| Written exercise |
For every line in the data below that contains "财政差供", copy the line.

| Stored rows |
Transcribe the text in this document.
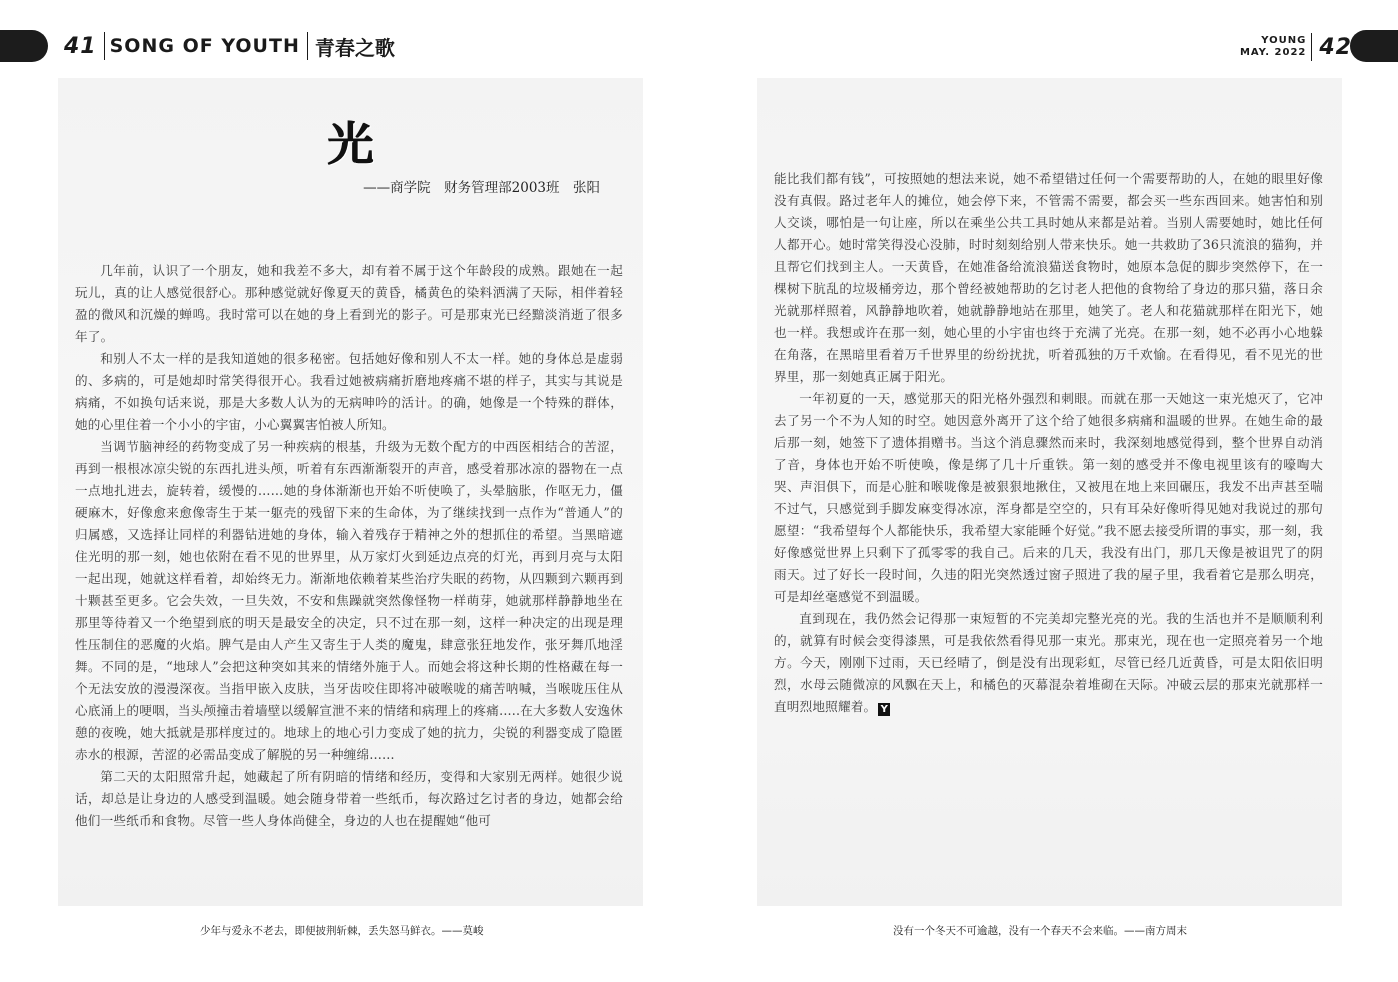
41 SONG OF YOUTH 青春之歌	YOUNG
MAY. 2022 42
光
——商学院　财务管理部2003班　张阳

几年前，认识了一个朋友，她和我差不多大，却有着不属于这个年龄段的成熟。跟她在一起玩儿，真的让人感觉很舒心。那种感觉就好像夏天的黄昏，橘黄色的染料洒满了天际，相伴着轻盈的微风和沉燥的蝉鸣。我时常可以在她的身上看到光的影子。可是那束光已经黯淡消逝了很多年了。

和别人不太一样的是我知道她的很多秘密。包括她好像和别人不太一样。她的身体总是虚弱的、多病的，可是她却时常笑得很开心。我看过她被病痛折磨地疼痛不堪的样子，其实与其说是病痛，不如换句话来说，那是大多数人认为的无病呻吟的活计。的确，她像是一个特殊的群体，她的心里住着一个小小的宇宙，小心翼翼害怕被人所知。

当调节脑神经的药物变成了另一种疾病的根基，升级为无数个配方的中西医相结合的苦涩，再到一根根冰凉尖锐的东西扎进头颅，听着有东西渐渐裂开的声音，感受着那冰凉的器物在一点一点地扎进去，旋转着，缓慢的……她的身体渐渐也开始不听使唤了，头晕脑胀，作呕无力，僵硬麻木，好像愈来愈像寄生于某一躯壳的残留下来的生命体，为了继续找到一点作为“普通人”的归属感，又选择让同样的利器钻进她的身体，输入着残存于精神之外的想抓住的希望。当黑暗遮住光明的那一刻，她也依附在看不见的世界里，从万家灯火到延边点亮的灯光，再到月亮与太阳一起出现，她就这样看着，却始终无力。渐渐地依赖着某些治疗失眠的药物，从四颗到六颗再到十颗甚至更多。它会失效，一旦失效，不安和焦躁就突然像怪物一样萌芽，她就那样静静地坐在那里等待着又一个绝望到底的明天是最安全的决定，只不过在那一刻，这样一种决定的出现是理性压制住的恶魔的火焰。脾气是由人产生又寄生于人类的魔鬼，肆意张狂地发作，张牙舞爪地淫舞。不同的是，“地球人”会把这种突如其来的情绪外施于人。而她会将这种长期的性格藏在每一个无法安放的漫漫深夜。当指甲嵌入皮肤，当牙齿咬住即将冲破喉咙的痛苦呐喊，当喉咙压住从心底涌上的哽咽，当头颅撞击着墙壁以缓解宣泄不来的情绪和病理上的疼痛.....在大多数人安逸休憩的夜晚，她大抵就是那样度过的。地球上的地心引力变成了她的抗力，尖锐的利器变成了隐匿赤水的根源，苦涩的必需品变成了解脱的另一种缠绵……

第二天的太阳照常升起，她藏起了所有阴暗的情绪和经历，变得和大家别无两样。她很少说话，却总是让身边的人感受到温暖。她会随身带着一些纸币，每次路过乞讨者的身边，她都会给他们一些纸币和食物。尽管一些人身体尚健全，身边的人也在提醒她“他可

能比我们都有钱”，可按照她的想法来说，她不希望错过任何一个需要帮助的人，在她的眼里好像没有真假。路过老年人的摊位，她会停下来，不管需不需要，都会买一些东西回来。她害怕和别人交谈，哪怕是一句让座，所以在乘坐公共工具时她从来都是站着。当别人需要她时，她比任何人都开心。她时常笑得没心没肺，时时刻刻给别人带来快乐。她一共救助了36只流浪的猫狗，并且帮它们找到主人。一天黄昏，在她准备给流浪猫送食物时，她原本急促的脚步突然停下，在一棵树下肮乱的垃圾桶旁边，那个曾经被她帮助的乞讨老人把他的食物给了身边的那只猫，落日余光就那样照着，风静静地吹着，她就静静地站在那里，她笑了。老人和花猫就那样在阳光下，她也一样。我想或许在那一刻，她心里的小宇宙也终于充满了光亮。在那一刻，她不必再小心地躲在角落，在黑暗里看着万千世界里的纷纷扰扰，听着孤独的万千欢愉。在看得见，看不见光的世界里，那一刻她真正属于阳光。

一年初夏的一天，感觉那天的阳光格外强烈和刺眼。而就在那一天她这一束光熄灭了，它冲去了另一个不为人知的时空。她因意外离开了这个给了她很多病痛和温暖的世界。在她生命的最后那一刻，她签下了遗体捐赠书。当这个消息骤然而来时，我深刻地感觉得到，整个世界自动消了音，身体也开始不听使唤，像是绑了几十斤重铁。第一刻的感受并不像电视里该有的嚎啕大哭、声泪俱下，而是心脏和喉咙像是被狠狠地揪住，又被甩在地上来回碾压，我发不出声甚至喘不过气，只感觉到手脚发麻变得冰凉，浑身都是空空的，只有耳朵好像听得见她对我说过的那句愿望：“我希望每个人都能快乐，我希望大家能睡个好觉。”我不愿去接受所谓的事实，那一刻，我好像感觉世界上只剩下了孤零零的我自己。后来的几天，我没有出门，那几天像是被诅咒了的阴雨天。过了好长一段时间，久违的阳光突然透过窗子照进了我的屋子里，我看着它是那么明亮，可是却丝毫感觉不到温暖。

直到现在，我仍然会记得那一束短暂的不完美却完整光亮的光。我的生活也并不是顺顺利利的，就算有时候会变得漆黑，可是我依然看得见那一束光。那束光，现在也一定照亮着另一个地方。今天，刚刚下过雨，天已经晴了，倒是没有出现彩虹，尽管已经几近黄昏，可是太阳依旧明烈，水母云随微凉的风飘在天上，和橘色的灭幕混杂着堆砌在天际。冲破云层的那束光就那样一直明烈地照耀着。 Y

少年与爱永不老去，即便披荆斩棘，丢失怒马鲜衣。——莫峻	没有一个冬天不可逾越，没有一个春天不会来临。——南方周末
---
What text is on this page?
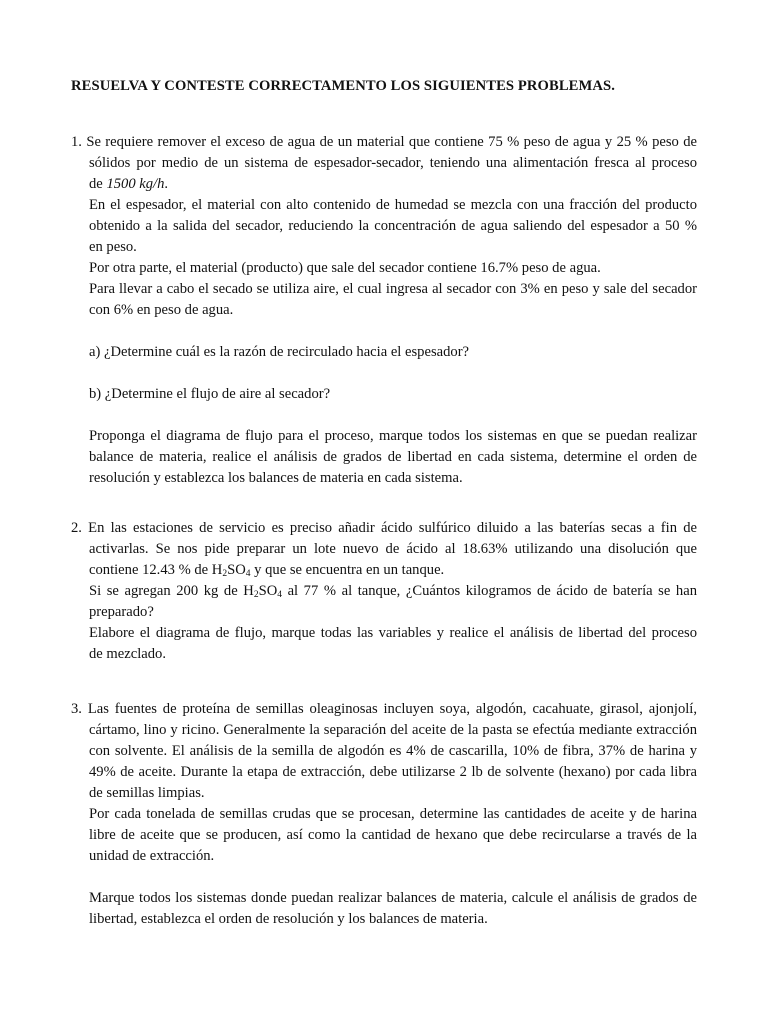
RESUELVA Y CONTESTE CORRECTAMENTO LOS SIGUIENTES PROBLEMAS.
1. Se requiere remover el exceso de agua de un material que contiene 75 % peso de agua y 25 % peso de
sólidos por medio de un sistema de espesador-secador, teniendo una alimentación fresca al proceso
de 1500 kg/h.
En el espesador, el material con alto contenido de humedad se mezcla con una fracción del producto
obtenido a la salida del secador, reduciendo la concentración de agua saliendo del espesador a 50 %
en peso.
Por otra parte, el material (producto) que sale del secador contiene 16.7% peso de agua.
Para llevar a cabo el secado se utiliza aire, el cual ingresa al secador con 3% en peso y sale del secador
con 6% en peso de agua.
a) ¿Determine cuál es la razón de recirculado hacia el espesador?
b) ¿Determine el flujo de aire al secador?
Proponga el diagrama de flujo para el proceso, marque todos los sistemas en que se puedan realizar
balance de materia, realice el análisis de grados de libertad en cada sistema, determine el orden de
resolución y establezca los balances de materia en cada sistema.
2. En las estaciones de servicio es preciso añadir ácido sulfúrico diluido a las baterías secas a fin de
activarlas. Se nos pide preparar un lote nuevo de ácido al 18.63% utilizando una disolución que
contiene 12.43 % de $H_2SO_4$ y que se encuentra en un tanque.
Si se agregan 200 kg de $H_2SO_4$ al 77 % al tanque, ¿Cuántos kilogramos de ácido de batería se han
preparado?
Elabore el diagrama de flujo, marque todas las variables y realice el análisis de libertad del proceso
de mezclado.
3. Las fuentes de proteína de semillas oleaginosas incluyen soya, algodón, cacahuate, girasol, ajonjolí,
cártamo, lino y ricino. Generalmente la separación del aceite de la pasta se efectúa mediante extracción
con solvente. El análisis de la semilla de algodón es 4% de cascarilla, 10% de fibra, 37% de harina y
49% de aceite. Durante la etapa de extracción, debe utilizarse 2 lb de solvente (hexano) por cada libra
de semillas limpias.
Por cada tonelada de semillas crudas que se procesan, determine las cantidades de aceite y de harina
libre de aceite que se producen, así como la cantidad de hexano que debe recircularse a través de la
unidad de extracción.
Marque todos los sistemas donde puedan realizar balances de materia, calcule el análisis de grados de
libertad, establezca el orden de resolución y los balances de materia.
---
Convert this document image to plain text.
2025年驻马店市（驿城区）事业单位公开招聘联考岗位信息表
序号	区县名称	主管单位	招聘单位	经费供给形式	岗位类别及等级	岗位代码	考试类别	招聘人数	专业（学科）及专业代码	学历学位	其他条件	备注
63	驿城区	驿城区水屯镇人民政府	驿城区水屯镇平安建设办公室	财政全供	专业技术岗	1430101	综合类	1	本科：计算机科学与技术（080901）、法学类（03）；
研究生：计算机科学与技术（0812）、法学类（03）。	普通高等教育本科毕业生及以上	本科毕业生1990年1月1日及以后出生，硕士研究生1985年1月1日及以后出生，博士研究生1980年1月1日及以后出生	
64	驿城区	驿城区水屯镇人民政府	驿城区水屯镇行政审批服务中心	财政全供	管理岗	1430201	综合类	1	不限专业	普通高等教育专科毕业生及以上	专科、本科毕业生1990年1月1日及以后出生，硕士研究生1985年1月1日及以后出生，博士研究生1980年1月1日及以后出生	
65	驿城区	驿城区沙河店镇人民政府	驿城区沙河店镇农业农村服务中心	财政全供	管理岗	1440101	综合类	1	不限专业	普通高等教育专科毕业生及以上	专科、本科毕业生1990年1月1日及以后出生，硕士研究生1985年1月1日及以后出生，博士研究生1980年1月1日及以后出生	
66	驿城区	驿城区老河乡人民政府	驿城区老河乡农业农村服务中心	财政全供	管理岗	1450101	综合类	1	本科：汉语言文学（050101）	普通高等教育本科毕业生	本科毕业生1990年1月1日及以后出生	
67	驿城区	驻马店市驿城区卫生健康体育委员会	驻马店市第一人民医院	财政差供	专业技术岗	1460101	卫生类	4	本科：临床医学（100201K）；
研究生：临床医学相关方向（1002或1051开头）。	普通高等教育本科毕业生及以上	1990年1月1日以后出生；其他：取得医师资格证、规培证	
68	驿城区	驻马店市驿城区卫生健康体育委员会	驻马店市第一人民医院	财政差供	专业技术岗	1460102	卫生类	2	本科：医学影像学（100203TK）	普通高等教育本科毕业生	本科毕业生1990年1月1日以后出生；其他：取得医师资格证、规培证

| Complete response |
67	驿城区	驻马店市驿城区卫生健康体育委员会	驻马店市第一人民医院	财政差供	专业技术岗	1460101	卫生类	4	本科：临床医学（100201K）；
68	驿城区	驻马店市驿城区卫生健康体育委员会	驻马店市第一人民医院	财政差供	专业技术岗	1460102	卫生类	2	本科：医学影像学（100203TK）	普通高等教育本科毕业生	本科毕业生1990年1月1日以后出生；其他：取得医师资格证、规培证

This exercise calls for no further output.